> _DIRECTION_: Below is a set of records; restate each one word for word.

> _THE INPUT_:
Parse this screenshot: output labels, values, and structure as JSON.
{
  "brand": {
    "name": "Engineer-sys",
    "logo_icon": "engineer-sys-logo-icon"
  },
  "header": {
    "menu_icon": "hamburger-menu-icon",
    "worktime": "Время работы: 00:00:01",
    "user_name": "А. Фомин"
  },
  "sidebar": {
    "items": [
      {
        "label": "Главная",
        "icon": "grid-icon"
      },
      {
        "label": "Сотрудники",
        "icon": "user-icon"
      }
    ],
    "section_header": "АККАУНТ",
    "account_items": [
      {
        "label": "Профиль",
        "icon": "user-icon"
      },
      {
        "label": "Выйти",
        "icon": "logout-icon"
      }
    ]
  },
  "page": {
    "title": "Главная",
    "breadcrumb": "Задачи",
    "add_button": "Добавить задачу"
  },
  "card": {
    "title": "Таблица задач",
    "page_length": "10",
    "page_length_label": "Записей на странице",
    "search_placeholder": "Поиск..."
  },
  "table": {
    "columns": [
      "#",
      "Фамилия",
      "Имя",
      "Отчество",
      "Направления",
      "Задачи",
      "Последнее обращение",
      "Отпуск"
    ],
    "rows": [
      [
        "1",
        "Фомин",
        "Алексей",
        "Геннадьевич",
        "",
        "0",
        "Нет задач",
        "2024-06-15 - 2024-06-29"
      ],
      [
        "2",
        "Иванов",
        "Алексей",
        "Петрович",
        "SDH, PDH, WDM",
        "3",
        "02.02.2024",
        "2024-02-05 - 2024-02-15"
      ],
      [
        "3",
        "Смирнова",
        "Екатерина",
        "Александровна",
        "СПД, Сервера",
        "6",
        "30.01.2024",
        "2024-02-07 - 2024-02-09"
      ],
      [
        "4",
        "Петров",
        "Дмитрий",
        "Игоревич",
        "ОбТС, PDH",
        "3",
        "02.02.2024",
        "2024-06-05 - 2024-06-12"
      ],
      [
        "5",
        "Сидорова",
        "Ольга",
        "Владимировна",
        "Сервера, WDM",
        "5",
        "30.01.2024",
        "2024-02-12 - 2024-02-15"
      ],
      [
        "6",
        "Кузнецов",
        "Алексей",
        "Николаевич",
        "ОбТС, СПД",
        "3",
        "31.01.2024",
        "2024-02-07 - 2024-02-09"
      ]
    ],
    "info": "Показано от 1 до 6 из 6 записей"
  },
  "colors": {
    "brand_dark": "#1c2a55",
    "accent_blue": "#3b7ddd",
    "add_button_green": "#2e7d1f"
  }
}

> _CORRECT RESULT_:
Parse this screenshot: output labels, values, and structure as JSON.
{
  "brand": {
    "name": "Engineer-sys",
    "logo_icon": "engineer-sys-logo-icon"
  },
  "header": {
    "menu_icon": "hamburger-menu-icon",
    "worktime": "Время работы: 00:00:01",
    "user_name": "А. Фомин"
  },
  "sidebar": {
    "items": [
      {
        "label": "Главная",
        "icon": "grid-icon"
      },
      {
        "label": "Сотрудники",
        "icon": "user-icon"
      }
    ],
    "section_header": "АККАУНТ",
    "account_items": [
      {
        "label": "Профиль",
        "icon": "user-icon"
      },
      {
        "label": "Выйти",
        "icon": "logout-icon"
      }
    ]
  },
  "page": {
    "title": "Главная",
    "breadcrumb": "Задачи",
    "add_button": "Добавить задачу"
  },
  "card": {
    "title": "Таблица задач",
    "page_length": "10",
    "page_length_label": "Записей на странице",
    "search_placeholder": "Поиск..."
  },
  "table": {
    "columns": [
      "#",
      "Фамилия",
      "Имя",
      "Отчество",
      "Направления",
      "Задачи",
      "Последнее обращение",
      "Отпуск"
    ],
    "rows": [
      [
        "1",
        "Фомин",
        "Алексей",
        "Геннадьевич",
        "",
        "0",
        "Нет задач",
        "2024-06-15 - 2024-06-29"
      ],
      [
        "2",
        "Иванов",
        "Алексей",
        "Петрович",
        "SDH, PDH, WDM",
        "3",
        "02.02.2024",
        "2024-02-05 - 2024-02-15"
      ],
      [
        "3",
        "Смирнова",
        "Екатерина",
        "Александровна",
        "СПД, Сервера",
        "6",
        "30.01.2024",
        "2024-02-07 - 2024-02-09"
      ],
      [
        "4",
        "Петров",
        "Дмитрий",
        "Игоревич",
        "ОбТС, PDH",
        "3",
        "02.02.2024",
        "2024-06-05 - 2024-06-12"
      ],
      [
        "5",
        "Сидорова",
        "Ольга",
        "Владимировна",
        "Сервера, WDM",
        "5",
        "30.01.2024",
        "2024-02-12 - 2024-02-15"
      ],
      [
        "6",
        "Кузнецов",
        "Алексей",
        "Николаевич",
        "ОбТС, СПД",
        "3",
        "31.01.2024",
        "2024-02-07 - 2024-02-09"
      ]
    ],
    "info": "Показано от 1 до 6 из 6 записей"
  },
  "colors": {
    "brand_dark": "#1c2a55",
    "accent_blue": "#3b7ddd",
    "add_button_green": "#2e7d1f"
  }
}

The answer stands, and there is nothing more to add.